Problem description:
Assemble all lines in which the string "ACRE" appears.

Raw data:
'''

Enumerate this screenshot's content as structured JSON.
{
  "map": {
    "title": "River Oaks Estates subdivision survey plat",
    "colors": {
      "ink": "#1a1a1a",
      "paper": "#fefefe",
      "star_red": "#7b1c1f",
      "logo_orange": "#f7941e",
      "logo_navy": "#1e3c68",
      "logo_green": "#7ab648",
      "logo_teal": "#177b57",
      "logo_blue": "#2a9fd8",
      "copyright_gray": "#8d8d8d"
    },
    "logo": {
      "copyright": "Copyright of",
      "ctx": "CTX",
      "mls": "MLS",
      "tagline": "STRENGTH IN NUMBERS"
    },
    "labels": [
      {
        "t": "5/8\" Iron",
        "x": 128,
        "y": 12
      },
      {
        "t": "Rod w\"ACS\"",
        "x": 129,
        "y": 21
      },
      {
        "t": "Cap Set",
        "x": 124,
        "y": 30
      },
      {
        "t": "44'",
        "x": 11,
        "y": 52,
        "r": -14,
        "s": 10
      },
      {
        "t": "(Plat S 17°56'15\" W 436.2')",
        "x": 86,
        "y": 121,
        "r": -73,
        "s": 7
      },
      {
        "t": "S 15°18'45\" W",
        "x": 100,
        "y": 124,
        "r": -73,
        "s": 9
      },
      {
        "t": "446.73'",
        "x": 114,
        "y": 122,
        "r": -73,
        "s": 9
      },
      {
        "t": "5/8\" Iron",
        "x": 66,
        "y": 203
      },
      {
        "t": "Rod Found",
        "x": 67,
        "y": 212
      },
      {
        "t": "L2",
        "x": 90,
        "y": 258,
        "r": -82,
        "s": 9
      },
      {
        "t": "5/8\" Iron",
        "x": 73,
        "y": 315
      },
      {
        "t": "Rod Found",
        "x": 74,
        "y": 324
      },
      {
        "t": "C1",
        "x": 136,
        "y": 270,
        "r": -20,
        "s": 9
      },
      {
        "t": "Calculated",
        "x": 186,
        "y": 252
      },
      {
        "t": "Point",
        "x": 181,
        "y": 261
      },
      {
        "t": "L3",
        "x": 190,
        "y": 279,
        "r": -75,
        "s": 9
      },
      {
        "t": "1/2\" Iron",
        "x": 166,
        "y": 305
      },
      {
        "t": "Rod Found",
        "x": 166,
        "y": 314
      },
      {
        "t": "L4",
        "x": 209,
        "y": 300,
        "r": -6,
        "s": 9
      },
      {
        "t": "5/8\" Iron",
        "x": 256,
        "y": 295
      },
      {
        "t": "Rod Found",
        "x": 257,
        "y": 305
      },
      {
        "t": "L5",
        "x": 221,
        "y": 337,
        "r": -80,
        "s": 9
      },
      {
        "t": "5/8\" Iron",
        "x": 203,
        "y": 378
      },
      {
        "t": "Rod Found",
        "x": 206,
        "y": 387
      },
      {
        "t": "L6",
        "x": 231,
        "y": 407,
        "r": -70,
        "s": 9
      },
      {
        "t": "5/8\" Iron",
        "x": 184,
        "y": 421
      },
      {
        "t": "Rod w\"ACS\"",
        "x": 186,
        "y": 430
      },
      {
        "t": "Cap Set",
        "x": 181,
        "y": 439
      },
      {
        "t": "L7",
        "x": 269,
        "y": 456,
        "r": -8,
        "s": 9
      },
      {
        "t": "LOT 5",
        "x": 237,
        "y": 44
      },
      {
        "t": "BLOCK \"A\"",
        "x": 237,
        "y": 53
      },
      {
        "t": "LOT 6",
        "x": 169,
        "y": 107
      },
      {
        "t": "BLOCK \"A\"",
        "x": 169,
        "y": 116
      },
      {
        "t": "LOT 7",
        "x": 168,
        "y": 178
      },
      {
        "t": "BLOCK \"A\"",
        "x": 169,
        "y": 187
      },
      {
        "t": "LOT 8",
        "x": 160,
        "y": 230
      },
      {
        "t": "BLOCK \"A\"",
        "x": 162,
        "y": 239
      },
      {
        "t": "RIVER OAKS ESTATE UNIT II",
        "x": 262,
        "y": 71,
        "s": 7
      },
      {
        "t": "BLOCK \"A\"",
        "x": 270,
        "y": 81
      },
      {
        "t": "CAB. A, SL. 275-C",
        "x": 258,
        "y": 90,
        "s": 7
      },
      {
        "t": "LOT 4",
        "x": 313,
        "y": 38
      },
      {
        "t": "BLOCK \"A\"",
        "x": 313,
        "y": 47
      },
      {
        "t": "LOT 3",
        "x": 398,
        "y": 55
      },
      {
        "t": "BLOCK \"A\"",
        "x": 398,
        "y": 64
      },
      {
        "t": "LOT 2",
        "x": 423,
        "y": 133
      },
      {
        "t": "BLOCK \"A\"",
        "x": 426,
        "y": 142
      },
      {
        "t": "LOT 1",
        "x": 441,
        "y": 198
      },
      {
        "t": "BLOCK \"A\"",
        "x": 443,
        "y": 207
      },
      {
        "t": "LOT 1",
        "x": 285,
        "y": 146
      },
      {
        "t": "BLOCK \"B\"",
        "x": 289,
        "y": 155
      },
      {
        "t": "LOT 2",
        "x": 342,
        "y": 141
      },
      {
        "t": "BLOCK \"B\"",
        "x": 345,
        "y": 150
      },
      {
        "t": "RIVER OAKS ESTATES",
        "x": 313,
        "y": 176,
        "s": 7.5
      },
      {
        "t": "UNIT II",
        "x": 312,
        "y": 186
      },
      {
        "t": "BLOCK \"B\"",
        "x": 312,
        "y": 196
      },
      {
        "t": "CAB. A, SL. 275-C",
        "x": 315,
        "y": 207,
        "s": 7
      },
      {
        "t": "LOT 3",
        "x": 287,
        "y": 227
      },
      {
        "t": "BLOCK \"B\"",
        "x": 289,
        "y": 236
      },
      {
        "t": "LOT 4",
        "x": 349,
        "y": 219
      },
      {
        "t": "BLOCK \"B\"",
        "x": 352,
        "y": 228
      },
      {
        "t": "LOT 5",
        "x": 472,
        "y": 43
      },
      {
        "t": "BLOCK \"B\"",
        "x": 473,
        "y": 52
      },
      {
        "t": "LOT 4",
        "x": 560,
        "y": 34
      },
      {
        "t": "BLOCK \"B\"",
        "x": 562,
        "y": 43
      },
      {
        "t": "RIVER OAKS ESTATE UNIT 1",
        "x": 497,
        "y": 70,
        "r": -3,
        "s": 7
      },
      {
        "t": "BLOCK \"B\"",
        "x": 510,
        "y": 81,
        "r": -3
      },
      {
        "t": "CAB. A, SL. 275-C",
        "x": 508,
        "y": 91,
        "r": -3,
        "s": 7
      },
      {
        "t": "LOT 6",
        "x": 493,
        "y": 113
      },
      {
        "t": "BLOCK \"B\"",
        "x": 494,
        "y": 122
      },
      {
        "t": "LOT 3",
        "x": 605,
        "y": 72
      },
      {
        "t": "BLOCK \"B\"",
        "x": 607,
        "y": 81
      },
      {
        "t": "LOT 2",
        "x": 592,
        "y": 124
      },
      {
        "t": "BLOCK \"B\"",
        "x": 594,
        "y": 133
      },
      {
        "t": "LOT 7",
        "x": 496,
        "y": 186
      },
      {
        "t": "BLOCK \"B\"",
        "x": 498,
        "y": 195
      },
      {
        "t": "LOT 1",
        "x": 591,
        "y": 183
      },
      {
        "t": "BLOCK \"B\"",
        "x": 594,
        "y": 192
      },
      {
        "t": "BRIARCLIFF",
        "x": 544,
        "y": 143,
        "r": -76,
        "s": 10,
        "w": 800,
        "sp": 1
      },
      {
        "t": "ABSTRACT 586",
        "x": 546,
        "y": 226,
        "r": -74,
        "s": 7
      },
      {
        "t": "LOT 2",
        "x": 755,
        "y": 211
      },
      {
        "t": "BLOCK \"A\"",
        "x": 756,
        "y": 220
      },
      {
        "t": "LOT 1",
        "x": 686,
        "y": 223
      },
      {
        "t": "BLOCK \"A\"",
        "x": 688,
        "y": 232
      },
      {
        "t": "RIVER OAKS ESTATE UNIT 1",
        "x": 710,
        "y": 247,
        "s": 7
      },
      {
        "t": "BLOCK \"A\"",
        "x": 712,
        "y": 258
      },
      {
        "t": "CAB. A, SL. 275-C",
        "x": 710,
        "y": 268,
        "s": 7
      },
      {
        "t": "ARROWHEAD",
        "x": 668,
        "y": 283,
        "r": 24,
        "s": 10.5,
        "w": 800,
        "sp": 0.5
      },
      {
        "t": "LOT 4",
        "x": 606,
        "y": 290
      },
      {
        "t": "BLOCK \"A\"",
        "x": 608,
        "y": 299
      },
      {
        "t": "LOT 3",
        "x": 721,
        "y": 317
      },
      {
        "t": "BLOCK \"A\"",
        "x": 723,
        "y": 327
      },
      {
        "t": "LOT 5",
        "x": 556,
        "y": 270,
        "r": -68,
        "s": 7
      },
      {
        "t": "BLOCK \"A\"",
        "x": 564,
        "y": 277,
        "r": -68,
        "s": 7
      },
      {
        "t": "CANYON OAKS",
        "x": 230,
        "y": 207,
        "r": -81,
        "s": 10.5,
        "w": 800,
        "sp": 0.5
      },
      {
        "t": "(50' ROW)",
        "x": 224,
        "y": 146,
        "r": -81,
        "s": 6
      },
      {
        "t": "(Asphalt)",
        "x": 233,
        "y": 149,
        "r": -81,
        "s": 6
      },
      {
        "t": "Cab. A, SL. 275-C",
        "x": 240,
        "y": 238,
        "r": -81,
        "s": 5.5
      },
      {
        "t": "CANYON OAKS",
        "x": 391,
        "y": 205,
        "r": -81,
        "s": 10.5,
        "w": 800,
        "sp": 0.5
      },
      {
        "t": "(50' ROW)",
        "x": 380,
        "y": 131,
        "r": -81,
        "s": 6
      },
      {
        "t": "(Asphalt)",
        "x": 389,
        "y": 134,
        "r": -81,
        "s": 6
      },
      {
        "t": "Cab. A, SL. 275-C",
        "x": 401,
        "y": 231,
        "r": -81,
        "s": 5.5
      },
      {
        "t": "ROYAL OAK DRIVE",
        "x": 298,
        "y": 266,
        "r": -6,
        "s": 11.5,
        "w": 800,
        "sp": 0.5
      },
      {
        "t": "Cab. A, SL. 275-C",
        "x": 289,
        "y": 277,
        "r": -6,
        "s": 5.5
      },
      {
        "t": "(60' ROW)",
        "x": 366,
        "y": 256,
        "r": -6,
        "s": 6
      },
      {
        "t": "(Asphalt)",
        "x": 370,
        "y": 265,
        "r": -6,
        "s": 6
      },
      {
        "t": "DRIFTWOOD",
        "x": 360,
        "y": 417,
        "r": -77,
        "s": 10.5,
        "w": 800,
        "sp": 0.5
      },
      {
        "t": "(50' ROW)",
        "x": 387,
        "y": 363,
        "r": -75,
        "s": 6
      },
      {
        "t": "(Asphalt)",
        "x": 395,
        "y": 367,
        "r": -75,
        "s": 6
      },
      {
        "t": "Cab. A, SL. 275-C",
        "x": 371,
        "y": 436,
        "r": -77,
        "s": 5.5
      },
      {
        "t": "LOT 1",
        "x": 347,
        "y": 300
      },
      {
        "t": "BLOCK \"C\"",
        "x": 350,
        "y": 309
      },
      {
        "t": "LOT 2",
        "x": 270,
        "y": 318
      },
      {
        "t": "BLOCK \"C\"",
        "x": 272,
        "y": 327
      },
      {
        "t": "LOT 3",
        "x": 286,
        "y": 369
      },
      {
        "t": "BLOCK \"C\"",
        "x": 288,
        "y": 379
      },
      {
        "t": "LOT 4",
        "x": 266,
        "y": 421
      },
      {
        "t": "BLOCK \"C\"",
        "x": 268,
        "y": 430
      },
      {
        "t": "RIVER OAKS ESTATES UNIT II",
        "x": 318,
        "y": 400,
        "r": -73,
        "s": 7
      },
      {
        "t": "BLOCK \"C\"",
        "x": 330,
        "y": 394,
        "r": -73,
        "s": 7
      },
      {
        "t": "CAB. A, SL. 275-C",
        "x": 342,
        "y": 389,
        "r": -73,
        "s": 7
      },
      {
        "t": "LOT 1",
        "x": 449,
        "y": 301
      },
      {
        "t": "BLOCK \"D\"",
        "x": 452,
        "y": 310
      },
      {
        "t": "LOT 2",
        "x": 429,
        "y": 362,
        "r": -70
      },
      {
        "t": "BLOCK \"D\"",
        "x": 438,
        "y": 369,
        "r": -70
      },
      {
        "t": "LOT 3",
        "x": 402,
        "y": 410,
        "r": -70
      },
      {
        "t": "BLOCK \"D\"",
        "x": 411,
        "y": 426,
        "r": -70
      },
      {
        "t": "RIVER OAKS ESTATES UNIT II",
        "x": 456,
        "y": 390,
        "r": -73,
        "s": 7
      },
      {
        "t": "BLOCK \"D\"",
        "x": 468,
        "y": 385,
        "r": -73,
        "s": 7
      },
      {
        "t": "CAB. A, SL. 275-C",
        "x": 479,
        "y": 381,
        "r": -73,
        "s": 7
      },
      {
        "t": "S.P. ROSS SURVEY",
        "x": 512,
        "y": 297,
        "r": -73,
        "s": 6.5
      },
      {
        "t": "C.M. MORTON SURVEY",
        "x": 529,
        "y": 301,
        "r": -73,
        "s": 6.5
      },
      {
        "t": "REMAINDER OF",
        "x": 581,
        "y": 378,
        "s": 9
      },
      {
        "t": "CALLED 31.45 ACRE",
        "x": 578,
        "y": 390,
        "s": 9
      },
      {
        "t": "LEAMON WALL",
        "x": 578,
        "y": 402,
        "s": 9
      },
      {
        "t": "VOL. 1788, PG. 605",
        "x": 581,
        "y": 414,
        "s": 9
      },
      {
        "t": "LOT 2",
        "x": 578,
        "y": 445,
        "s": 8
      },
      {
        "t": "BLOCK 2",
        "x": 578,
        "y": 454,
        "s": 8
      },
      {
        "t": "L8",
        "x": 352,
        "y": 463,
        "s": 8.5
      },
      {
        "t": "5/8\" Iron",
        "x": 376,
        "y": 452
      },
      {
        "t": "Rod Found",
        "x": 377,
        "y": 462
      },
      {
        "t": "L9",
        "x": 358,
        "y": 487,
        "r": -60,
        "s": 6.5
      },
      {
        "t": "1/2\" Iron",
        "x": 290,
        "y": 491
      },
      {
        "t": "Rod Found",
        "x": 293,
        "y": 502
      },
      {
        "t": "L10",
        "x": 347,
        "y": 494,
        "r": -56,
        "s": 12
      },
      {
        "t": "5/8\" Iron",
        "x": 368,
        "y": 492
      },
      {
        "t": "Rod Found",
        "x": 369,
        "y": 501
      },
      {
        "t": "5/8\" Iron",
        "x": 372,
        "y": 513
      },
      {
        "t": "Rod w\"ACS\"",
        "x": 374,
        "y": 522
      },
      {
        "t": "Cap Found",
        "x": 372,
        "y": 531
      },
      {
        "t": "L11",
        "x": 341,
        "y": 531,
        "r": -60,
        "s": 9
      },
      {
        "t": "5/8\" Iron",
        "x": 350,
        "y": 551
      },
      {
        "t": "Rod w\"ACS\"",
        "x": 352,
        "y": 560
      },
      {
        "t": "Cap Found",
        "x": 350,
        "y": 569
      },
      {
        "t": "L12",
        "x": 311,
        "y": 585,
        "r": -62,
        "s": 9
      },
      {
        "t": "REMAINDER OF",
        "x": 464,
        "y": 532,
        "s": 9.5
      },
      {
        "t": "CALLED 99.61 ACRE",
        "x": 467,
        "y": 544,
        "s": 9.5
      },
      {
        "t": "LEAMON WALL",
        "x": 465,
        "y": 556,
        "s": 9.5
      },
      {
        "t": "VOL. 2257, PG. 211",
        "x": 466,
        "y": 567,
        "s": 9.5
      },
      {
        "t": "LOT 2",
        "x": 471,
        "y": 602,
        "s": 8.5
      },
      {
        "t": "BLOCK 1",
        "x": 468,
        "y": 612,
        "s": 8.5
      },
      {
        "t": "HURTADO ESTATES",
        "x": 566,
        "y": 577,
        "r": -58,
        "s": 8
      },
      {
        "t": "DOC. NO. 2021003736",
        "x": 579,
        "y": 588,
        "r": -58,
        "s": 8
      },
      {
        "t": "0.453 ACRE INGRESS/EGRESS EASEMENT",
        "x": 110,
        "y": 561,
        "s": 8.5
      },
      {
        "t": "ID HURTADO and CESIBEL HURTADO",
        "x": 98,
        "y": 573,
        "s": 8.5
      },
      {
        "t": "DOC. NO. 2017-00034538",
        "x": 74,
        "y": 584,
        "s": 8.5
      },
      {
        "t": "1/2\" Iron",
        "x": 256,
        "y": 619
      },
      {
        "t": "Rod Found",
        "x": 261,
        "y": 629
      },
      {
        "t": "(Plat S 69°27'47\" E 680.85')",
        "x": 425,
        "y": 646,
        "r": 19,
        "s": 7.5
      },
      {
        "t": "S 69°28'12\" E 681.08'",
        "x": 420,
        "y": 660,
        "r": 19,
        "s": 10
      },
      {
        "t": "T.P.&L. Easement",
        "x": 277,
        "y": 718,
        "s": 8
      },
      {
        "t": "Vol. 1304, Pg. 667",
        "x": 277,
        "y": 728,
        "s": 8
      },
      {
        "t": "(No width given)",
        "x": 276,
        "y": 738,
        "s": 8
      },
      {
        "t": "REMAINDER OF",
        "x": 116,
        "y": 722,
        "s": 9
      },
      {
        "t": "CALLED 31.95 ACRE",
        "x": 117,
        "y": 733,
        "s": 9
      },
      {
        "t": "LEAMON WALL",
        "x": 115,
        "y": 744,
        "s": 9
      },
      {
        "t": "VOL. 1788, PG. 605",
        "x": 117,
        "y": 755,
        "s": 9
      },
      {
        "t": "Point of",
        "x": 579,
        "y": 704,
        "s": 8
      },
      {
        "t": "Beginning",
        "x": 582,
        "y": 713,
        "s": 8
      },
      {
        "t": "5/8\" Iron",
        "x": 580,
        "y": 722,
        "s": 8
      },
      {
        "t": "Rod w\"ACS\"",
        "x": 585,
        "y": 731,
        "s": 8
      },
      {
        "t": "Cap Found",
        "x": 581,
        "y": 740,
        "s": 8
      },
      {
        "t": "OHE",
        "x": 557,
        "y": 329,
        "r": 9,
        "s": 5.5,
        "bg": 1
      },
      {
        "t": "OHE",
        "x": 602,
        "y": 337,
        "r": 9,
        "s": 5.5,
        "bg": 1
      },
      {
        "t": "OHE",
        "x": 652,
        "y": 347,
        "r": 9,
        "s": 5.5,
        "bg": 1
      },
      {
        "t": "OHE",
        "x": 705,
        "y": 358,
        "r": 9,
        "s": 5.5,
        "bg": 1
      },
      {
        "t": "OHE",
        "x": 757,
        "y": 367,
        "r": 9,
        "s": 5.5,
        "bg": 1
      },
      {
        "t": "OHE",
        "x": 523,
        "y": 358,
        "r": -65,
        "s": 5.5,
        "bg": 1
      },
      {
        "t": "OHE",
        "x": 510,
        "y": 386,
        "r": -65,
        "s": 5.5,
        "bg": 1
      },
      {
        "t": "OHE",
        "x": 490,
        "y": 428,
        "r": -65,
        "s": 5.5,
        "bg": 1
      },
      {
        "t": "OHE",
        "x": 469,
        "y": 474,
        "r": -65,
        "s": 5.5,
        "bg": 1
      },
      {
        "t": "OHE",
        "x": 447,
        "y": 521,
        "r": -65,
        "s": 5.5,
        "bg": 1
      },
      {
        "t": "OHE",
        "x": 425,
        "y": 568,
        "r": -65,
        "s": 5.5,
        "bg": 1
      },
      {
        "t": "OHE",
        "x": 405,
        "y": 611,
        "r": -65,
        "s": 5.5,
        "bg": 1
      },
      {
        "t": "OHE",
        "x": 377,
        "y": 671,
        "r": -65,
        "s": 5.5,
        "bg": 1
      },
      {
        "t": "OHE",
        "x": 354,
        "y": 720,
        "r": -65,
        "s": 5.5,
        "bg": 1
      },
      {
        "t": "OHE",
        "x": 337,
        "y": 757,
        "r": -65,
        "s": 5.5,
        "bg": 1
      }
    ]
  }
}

'''

Answer in full:
        "t": "CALLED 31.45 ACRE",
        "t": "CALLED 99.61 ACRE",
        "t": "0.453 ACRE INGRESS/EGRESS EASEMENT",
        "t": "CALLED 31.95 ACRE",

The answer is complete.